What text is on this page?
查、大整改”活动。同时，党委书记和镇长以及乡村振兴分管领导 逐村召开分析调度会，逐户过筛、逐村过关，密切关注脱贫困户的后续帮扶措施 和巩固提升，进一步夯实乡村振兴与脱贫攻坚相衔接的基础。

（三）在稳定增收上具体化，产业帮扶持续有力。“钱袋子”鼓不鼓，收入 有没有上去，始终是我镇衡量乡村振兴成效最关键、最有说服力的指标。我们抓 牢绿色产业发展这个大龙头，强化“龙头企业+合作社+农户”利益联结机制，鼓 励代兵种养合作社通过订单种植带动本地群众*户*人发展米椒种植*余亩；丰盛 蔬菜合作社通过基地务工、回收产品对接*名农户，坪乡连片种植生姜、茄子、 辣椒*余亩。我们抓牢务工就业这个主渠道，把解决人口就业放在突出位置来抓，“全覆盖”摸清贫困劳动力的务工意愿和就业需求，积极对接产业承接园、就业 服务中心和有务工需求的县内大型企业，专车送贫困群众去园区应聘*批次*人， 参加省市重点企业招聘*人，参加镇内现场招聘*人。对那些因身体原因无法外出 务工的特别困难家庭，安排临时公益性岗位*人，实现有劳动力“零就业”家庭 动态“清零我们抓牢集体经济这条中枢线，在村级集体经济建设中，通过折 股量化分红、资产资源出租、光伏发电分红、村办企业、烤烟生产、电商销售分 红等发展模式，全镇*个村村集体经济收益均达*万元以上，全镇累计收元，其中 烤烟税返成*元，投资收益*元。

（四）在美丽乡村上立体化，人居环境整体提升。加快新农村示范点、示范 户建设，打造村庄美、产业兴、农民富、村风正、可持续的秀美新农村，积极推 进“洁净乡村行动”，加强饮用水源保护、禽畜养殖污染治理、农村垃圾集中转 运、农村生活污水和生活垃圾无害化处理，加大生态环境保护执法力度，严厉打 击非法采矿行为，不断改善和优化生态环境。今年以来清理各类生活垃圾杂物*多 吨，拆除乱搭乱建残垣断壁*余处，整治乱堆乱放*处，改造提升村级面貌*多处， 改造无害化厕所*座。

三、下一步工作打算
##############################
● **The request**
All the data must be duplicated exactly, with nothing added or removed.

● **Reply to the task**
What text is on this page?
查、大整改”活动。同时，党委书记和镇长以及乡村振兴分管领导 逐村召开分析调度会，逐户过筛、逐村过关，密切关注脱贫困户的后续帮扶措施 和巩固提升，进一步夯实乡村振兴与脱贫攻坚相衔接的基础。

（三）在稳定增收上具体化，产业帮扶持续有力。“钱袋子”鼓不鼓，收入 有没有上去，始终是我镇衡量乡村振兴成效最关键、最有说服力的指标。我们抓 牢绿色产业发展这个大龙头，强化“龙头企业+合作社+农户”利益联结机制，鼓 励代兵种养合作社通过订单种植带动本地群众*户*人发展米椒种植*余亩；丰盛 蔬菜合作社通过基地务工、回收产品对接*名农户，坪乡连片种植生姜、茄子、 辣椒*余亩。我们抓牢务工就业这个主渠道，把解决人口就业放在突出位置来抓，“全覆盖”摸清贫困劳动力的务工意愿和就业需求，积极对接产业承接园、就业 服务中心和有务工需求的县内大型企业，专车送贫困群众去园区应聘*批次*人， 参加省市重点企业招聘*人，参加镇内现场招聘*人。对那些因身体原因无法外出 务工的特别困难家庭，安排临时公益性岗位*人，实现有劳动力“零就业”家庭 动态“清零我们抓牢集体经济这条中枢线，在村级集体经济建设中，通过折 股量化分红、资产资源出租、光伏发电分红、村办企业、烤烟生产、电商销售分 红等发展模式，全镇*个村村集体经济收益均达*万元以上，全镇累计收元，其中 烤烟税返成*元，投资收益*元。

（四）在美丽乡村上立体化，人居环境整体提升。加快新农村示范点、示范 户建设，打造村庄美、产业兴、农民富、村风正、可持续的秀美新农村，积极推 进“洁净乡村行动”，加强饮用水源保护、禽畜养殖污染治理、农村垃圾集中转 运、农村生活污水和生活垃圾无害化处理，加大生态环境保护执法力度，严厉打 击非法采矿行为，不断改善和优化生态环境。今年以来清理各类生活垃圾杂物*多 吨，拆除乱搭乱建残垣断壁*余处，整治乱堆乱放*处，改造提升村级面貌*多处， 改造无害化厕所*座。

三、下一步工作打算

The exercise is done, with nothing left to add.